BEGIN Dataset rows

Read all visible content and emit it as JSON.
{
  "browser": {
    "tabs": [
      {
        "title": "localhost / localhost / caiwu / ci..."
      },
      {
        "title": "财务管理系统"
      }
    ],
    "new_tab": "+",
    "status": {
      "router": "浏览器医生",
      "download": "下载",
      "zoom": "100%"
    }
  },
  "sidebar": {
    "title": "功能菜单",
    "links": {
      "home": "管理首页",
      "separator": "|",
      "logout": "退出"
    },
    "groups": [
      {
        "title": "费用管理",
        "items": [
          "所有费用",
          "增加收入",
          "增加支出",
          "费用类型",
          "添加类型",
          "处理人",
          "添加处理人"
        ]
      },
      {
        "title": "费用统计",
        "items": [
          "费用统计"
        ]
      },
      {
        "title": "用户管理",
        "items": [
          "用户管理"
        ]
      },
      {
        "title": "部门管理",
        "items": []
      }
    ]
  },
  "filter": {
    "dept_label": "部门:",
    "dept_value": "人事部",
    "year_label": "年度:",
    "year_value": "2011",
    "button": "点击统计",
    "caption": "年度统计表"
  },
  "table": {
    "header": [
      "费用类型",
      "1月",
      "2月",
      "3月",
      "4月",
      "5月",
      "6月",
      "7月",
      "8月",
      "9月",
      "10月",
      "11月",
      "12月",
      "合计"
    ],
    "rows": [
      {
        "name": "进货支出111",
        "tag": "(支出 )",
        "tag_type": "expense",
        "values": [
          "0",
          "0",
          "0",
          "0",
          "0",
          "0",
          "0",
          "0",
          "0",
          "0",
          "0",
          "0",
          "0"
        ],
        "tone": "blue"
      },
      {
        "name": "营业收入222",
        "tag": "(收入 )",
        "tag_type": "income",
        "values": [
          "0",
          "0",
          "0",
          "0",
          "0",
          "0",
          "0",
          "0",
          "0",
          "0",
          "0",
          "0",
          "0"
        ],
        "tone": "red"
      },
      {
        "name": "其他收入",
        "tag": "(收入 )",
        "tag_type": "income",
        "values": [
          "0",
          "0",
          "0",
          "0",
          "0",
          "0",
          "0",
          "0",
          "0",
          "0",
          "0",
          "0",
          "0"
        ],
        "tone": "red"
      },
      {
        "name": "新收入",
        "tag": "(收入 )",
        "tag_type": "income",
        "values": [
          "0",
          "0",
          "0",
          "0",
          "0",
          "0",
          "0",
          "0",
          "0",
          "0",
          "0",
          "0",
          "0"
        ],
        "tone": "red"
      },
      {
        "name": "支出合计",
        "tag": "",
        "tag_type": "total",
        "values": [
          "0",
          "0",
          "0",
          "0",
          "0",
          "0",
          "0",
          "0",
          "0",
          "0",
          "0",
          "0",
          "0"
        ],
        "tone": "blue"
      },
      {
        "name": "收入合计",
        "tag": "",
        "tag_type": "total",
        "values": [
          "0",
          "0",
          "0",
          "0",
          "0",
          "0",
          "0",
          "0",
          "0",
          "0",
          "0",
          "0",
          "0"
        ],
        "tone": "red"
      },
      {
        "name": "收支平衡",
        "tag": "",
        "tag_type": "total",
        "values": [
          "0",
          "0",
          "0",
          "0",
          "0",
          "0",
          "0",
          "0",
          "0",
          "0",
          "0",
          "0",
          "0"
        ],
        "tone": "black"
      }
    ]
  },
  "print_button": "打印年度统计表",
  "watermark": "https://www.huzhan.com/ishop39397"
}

END Dataset rows

▸ **What to do**
Write out the full listing, keeping every line exactly as it is.

▸ **Answer to this exercise**
Read all visible content and emit it as JSON.
{
  "browser": {
    "tabs": [
      {
        "title": "localhost / localhost / caiwu / ci..."
      },
      {
        "title": "财务管理系统"
      }
    ],
    "new_tab": "+",
    "status": {
      "router": "浏览器医生",
      "download": "下载",
      "zoom": "100%"
    }
  },
  "sidebar": {
    "title": "功能菜单",
    "links": {
      "home": "管理首页",
      "separator": "|",
      "logout": "退出"
    },
    "groups": [
      {
        "title": "费用管理",
        "items": [
          "所有费用",
          "增加收入",
          "增加支出",
          "费用类型",
          "添加类型",
          "处理人",
          "添加处理人"
        ]
      },
      {
        "title": "费用统计",
        "items": [
          "费用统计"
        ]
      },
      {
        "title": "用户管理",
        "items": [
          "用户管理"
        ]
      },
      {
        "title": "部门管理",
        "items": []
      }
    ]
  },
  "filter": {
    "dept_label": "部门:",
    "dept_value": "人事部",
    "year_label": "年度:",
    "year_value": "2011",
    "button": "点击统计",
    "caption": "年度统计表"
  },
  "table": {
    "header": [
      "费用类型",
      "1月",
      "2月",
      "3月",
      "4月",
      "5月",
      "6月",
      "7月",
      "8月",
      "9月",
      "10月",
      "11月",
      "12月",
      "合计"
    ],
    "rows": [
      {
        "name": "进货支出111",
        "tag": "(支出 )",
        "tag_type": "expense",
        "values": [
          "0",
          "0",
          "0",
          "0",
          "0",
          "0",
          "0",
          "0",
          "0",
          "0",
          "0",
          "0",
          "0"
        ],
        "tone": "blue"
      },
      {
        "name": "营业收入222",
        "tag": "(收入 )",
        "tag_type": "income",
        "values": [
          "0",
          "0",
          "0",
          "0",
          "0",
          "0",
          "0",
          "0",
          "0",
          "0",
          "0",
          "0",
          "0"
        ],
        "tone": "red"
      },
      {
        "name": "其他收入",
        "tag": "(收入 )",
        "tag_type": "income",
        "values": [
          "0",
          "0",
          "0",
          "0",
          "0",
          "0",
          "0",
          "0",
          "0",
          "0",
          "0",
          "0",
          "0"
        ],
        "tone": "red"
      },
      {
        "name": "新收入",
        "tag": "(收入 )",
        "tag_type": "income",
        "values": [
          "0",
          "0",
          "0",
          "0",
          "0",
          "0",
          "0",
          "0",
          "0",
          "0",
          "0",
          "0",
          "0"
        ],
        "tone": "red"
      },
      {
        "name": "支出合计",
        "tag": "",
        "tag_type": "total",
        "values": [
          "0",
          "0",
          "0",
          "0",
          "0",
          "0",
          "0",
          "0",
          "0",
          "0",
          "0",
          "0",
          "0"
        ],
        "tone": "blue"
      },
      {
        "name": "收入合计",
        "tag": "",
        "tag_type": "total",
        "values": [
          "0",
          "0",
          "0",
          "0",
          "0",
          "0",
          "0",
          "0",
          "0",
          "0",
          "0",
          "0",
          "0"
        ],
        "tone": "red"
      },
      {
        "name": "收支平衡",
        "tag": "",
        "tag_type": "total",
        "values": [
          "0",
          "0",
          "0",
          "0",
          "0",
          "0",
          "0",
          "0",
          "0",
          "0",
          "0",
          "0",
          "0"
        ],
        "tone": "black"
      }
    ]
  },
  "print_button": "打印年度统计表",
  "watermark": "https://www.huzhan.com/ishop39397"
}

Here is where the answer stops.